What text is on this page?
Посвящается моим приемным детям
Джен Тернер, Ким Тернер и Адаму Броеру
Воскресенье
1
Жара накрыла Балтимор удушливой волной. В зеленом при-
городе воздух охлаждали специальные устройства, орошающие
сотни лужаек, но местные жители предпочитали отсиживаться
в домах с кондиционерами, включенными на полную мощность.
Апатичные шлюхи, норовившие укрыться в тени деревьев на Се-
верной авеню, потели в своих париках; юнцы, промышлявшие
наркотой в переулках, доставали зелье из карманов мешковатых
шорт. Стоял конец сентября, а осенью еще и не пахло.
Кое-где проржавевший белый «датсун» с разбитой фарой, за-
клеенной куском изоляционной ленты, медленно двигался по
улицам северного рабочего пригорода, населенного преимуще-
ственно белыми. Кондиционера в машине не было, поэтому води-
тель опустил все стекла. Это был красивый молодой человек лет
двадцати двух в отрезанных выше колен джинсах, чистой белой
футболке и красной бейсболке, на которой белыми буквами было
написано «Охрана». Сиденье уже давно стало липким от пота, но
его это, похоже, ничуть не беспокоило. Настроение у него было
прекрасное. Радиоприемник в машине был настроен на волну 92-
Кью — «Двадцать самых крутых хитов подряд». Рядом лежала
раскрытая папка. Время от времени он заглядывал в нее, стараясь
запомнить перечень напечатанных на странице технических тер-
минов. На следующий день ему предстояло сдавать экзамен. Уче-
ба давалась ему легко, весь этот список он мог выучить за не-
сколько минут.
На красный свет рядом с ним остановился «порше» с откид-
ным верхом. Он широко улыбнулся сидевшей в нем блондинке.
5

* _Written problem_
Within the data above, pick out all lines holding the word "белыми".

* _Task result_
ственно белыми. Кондиционера в машине не было, поэтому води-
футболке и красной бейсболке, на которой белыми буквами было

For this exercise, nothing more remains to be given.